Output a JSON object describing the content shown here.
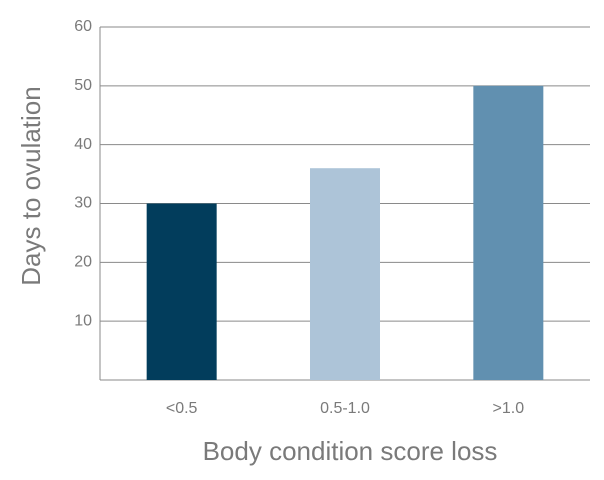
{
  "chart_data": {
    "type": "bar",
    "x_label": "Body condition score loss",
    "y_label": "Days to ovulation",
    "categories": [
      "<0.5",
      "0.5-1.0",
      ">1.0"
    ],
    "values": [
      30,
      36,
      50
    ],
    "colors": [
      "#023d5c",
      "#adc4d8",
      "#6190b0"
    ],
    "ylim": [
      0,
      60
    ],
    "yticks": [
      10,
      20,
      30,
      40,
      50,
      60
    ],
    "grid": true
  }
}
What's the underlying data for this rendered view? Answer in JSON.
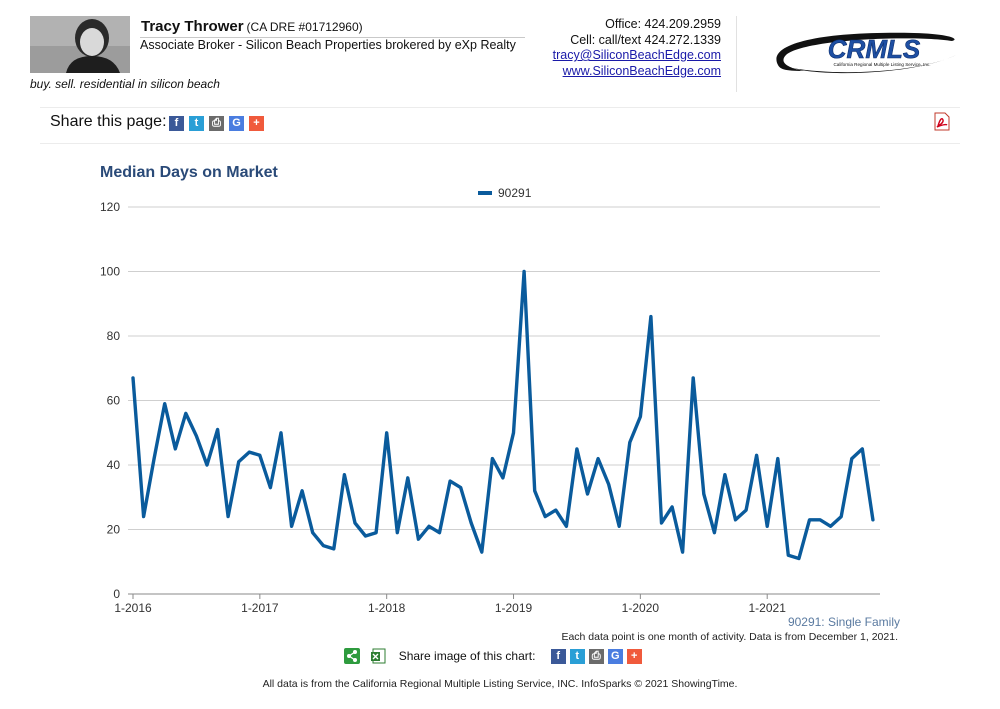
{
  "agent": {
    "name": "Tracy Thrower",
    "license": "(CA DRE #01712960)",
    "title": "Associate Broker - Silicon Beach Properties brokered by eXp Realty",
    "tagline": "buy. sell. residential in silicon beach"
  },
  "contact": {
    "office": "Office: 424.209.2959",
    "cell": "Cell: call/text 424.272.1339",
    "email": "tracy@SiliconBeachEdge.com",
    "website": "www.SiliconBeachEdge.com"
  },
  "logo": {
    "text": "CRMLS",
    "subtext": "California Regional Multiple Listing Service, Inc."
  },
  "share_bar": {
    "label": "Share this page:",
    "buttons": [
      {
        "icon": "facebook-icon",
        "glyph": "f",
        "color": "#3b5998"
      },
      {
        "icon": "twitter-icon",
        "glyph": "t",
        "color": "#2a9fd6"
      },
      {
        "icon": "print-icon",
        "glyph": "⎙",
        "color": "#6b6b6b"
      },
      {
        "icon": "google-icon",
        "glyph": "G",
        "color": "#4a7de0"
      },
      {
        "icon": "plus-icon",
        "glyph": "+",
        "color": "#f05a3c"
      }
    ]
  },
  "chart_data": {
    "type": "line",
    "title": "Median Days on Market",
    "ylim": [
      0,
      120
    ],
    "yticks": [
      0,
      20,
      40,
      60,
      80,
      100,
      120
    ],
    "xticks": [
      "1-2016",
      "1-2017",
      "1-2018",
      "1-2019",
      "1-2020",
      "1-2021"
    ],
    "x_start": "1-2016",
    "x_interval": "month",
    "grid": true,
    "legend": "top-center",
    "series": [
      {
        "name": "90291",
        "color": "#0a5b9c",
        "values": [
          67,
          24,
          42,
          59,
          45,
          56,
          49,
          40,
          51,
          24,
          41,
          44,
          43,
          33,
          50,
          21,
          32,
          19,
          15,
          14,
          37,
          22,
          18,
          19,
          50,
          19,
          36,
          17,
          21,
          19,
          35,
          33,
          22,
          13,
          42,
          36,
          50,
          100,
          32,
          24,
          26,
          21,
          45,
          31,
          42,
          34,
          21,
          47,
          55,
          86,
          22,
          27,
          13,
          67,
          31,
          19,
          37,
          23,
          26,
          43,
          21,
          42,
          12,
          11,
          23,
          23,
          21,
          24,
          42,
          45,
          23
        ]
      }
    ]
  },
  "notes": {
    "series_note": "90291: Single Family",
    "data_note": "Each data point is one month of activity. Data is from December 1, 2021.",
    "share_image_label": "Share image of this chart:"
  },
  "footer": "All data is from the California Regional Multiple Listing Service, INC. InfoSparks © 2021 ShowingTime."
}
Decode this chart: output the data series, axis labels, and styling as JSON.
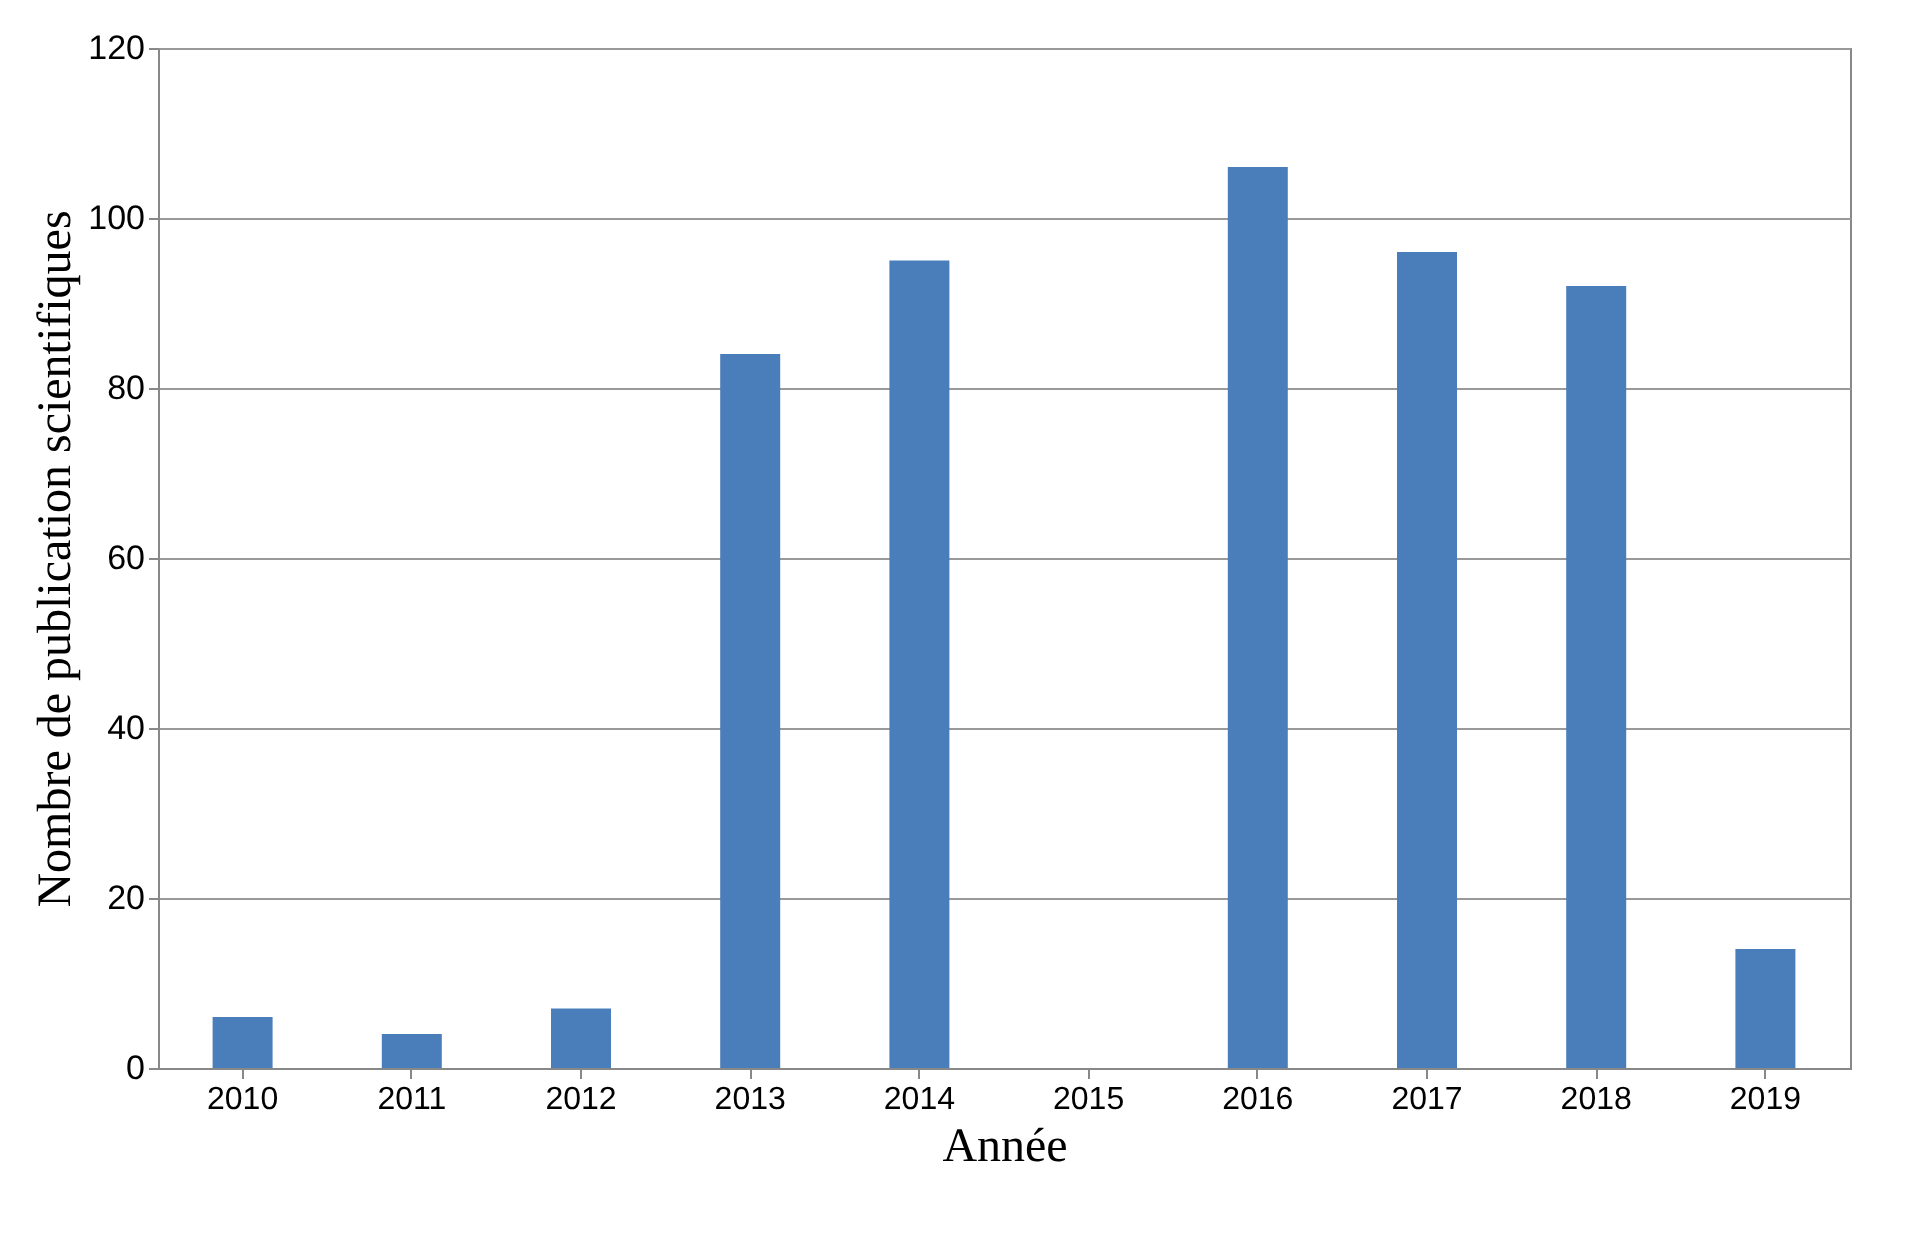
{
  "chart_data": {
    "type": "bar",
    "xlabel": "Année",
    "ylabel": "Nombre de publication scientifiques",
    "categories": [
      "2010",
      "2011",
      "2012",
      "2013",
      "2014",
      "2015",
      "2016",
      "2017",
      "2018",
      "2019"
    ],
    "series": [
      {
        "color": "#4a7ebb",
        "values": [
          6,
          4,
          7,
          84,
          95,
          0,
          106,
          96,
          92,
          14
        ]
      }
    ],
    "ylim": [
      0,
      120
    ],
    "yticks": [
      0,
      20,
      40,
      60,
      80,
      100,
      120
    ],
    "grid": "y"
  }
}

::::::

» **Exercise directions**: Output an exact copy of the material, with the pictures removed.

» **Solution**:
Output a JSON object describing the content shown here.
{
  "chart_data": {
    "type": "bar",
    "x_label": "Body condition score loss",
    "y_label": "Days to ovulation",
    "categories": [
      "<0.5",
      "0.5-1.0",
      ">1.0"
    ],
    "values": [
      30,
      36,
      50
    ],
    "colors": [
      "#023d5c",
      "#adc4d8",
      "#6190b0"
    ],
    "ylim": [
      0,
      60
    ],
    "yticks": [
      10,
      20,
      30,
      40,
      50,
      60
    ],
    "grid": true
  }
}
What's the underlying data for this rendered view? Answer in JSON.
{
  "agent": {
    "name": "Tracy Thrower",
    "license": "(CA DRE #01712960)",
    "title": "Associate Broker - Silicon Beach Properties brokered by eXp Realty",
    "tagline": "buy. sell. residential in silicon beach"
  },
  "contact": {
    "office": "Office: 424.209.2959",
    "cell": "Cell: call/text 424.272.1339",
    "email": "tracy@SiliconBeachEdge.com",
    "website": "www.SiliconBeachEdge.com"
  },
  "logo": {
    "text": "CRMLS",
    "subtext": "California Regional Multiple Listing Service, Inc."
  },
  "share_bar": {
    "label": "Share this page:",
    "buttons": [
      {
        "icon": "facebook-icon",
        "glyph": "f",
        "color": "#3b5998"
      },
      {
        "icon": "twitter-icon",
        "glyph": "t",
        "color": "#2a9fd6"
      },
      {
        "icon": "print-icon",
        "glyph": "⎙",
        "color": "#6b6b6b"
      },
      {
        "icon": "google-icon",
        "glyph": "G",
        "color": "#4a7de0"
      },
      {
        "icon": "plus-icon",
        "glyph": "+",
        "color": "#f05a3c"
      }
    ]
  },
  "chart_data": {
    "type": "line",
    "title": "Median Days on Market",
    "ylim": [
      0,
      120
    ],
    "yticks": [
      0,
      20,
      40,
      60,
      80,
      100,
      120
    ],
    "xticks": [
      "1-2016",
      "1-2017",
      "1-2018",
      "1-2019",
      "1-2020",
      "1-2021"
    ],
    "x_start": "1-2016",
    "x_interval": "month",
    "grid": true,
    "legend": "top-center",
    "series": [
      {
        "name": "90291",
        "color": "#0a5b9c",
        "values": [
          67,
          24,
          42,
          59,
          45,
          56,
          49,
          40,
          51,
          24,
          41,
          44,
          43,
          33,
          50,
          21,
          32,
          19,
          15,
          14,
          37,
          22,
          18,
          19,
          50,
          19,
          36,
          17,
          21,
          19,
          35,
          33,
          22,
          13,
          42,
          36,
          50,
          100,
          32,
          24,
          26,
          21,
          45,
          31,
          42,
          34,
          21,
          47,
          55,
          86,
          22,
          27,
          13,
          67,
          31,
          19,
          37,
          23,
          26,
          43,
          21,
          42,
          12,
          11,
          23,
          23,
          21,
          24,
          42,
          45,
          23
        ]
      }
    ]
  },
  "notes": {
    "series_note": "90291: Single Family",
    "data_note": "Each data point is one month of activity. Data is from December 1, 2021.",
    "share_image_label": "Share image of this chart:"
  },
  "footer": "All data is from the California Regional Multiple Listing Service, INC. InfoSparks © 2021 ShowingTime."
}
Decode this chart: output the data series, axis labels, and styling as JSON.
{
  "chart_data": {
    "type": "bar",
    "xlabel": "Année",
    "ylabel": "Nombre de publication scientifiques",
    "categories": [
      "2010",
      "2011",
      "2012",
      "2013",
      "2014",
      "2015",
      "2016",
      "2017",
      "2018",
      "2019"
    ],
    "series": [
      {
        "color": "#4a7ebb",
        "values": [
          6,
          4,
          7,
          84,
          95,
          0,
          106,
          96,
          92,
          14
        ]
      }
    ],
    "ylim": [
      0,
      120
    ],
    "yticks": [
      0,
      20,
      40,
      60,
      80,
      100,
      120
    ],
    "grid": "y"
  }
}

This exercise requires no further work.